**REQUIRED WORK:** In the listing below, find every line with the string "COMPONENT" and pull it out.

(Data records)
------------------------------

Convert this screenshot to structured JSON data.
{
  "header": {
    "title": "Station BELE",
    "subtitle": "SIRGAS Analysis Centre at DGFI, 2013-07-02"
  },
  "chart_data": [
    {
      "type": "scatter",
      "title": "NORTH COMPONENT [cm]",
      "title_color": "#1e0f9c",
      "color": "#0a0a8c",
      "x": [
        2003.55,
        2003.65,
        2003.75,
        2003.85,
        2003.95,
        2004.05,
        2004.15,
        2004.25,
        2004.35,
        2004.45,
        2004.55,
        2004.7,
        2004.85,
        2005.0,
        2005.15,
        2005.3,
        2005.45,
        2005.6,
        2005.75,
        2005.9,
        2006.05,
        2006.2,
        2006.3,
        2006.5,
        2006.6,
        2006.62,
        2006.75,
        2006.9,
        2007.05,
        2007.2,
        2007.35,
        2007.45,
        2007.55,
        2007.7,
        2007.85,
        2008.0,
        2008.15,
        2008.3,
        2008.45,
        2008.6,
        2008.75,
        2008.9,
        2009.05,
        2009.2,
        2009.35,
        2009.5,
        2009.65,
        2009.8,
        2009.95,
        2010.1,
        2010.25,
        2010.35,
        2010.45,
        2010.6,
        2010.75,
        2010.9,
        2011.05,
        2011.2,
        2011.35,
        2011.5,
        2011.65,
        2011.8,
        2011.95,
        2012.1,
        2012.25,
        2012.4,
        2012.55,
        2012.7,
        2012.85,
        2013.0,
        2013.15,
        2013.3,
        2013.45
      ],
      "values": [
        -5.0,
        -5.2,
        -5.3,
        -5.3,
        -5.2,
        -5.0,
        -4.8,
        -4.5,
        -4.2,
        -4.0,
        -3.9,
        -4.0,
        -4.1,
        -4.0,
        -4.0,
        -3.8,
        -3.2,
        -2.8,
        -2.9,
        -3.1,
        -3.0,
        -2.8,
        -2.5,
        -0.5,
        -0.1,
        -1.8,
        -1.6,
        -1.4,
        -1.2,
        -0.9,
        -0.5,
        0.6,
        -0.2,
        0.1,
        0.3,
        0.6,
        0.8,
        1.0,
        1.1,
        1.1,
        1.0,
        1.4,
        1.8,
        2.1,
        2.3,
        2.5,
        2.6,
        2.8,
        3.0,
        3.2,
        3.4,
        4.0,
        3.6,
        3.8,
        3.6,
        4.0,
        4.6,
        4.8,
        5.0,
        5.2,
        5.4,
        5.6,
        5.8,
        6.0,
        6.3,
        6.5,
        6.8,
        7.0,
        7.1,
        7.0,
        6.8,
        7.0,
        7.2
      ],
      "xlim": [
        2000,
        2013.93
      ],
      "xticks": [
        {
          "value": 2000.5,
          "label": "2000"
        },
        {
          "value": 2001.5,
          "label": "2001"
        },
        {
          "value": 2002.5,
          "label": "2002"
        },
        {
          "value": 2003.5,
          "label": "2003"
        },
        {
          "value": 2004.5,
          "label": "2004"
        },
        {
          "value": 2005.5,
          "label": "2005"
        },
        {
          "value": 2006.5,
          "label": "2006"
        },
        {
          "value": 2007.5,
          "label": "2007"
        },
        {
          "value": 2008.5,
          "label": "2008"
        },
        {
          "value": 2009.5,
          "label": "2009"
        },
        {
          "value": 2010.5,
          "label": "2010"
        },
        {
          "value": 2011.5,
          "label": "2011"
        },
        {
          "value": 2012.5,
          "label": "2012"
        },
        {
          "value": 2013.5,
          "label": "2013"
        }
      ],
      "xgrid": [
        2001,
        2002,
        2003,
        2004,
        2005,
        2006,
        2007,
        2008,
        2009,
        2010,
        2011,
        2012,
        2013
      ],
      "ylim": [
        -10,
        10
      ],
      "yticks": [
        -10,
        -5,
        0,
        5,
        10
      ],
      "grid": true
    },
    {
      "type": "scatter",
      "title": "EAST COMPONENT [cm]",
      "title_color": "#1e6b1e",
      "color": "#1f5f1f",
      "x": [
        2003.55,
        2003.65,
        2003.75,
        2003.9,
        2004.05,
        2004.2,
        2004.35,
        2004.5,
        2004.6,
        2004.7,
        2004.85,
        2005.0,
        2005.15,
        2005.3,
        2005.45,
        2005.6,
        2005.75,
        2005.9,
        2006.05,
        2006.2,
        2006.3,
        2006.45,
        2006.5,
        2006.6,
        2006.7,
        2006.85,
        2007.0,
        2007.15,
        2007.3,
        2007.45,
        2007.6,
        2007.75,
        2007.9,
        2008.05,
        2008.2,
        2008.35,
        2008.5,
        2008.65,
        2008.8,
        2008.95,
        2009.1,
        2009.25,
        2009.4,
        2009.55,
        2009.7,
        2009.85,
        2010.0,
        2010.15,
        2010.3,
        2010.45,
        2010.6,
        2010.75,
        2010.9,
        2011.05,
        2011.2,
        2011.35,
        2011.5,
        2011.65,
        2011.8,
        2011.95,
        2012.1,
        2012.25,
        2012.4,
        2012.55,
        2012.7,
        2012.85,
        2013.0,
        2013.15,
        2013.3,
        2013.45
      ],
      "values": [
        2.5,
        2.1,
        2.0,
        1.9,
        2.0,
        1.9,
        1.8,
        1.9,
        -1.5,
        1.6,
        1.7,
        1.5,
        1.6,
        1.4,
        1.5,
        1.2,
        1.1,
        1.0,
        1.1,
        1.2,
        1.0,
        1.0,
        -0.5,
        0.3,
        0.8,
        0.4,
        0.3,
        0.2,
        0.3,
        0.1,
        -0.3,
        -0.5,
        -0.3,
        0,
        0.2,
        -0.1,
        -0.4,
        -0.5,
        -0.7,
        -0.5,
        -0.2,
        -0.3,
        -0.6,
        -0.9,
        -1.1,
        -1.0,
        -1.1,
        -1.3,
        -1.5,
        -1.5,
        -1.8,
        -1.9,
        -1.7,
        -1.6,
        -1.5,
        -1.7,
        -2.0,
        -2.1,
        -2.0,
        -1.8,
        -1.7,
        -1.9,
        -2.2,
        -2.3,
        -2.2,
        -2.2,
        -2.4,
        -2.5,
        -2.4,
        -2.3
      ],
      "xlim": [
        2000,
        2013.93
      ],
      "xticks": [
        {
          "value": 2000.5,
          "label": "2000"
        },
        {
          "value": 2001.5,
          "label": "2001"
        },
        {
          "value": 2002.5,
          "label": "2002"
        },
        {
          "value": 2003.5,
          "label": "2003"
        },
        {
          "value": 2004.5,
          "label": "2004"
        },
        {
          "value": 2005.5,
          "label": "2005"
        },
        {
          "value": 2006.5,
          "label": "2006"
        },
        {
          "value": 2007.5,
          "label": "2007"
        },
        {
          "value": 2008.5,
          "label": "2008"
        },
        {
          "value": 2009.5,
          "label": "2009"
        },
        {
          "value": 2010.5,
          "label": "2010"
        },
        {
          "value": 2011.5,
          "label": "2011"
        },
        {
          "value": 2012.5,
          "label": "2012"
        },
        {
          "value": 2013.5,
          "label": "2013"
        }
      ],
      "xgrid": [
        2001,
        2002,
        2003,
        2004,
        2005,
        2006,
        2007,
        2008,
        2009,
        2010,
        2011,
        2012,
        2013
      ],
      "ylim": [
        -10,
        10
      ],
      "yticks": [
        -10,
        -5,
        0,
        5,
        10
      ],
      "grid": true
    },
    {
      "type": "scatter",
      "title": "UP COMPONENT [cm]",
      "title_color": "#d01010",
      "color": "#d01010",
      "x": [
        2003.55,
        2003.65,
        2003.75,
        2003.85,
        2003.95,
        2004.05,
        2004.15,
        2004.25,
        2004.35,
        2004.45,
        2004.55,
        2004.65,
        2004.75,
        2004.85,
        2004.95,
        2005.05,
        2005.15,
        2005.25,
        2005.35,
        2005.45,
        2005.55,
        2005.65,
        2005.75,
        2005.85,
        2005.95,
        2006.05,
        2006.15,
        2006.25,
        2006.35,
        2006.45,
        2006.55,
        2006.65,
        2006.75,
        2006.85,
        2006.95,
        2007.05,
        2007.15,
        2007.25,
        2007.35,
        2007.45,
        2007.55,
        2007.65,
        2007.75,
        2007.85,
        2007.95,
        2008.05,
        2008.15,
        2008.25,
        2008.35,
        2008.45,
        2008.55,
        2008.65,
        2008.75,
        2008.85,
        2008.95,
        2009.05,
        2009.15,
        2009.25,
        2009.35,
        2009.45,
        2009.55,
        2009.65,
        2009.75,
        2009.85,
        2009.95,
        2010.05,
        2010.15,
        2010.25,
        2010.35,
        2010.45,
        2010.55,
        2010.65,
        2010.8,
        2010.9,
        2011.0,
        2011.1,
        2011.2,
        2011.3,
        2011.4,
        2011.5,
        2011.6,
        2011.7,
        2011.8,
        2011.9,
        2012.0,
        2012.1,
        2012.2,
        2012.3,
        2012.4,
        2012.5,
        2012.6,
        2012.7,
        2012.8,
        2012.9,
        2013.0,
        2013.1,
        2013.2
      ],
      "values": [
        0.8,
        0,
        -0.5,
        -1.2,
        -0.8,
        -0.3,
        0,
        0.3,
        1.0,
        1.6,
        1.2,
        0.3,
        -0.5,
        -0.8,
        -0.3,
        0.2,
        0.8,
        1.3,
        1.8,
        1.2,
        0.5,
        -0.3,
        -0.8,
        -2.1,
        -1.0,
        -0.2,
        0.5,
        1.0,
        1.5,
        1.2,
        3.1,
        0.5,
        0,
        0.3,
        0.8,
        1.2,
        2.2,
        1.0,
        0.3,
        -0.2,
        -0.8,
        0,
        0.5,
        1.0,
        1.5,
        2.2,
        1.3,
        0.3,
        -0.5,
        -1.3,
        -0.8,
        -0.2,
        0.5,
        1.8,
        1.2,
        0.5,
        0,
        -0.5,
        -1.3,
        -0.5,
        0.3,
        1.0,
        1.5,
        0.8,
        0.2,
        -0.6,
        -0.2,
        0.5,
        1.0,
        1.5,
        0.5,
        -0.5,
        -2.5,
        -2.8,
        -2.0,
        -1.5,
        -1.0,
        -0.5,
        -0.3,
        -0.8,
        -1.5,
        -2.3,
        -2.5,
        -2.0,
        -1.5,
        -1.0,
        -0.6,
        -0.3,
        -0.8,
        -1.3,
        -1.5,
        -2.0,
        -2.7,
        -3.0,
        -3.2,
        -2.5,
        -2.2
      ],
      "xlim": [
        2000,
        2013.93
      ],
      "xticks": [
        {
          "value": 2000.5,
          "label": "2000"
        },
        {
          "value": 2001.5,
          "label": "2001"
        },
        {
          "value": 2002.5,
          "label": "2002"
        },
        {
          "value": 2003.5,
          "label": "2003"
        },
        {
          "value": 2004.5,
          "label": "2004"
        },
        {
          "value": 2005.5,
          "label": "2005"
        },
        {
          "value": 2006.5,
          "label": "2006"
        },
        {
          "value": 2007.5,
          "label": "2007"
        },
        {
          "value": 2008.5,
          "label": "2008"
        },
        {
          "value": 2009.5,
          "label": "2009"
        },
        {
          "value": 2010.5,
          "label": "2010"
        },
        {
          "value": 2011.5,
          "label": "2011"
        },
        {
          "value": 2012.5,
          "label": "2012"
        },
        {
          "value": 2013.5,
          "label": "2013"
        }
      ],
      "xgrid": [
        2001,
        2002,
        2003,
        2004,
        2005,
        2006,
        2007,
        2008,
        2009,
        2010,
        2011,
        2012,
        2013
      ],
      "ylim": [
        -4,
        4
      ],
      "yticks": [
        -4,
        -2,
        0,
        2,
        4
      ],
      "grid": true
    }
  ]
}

------------------------------

**ANSWER TO THIS TASK:**
      "title": "NORTH COMPONENT [cm]",
      "title": "EAST COMPONENT [cm]",
      "title": "UP COMPONENT [cm]",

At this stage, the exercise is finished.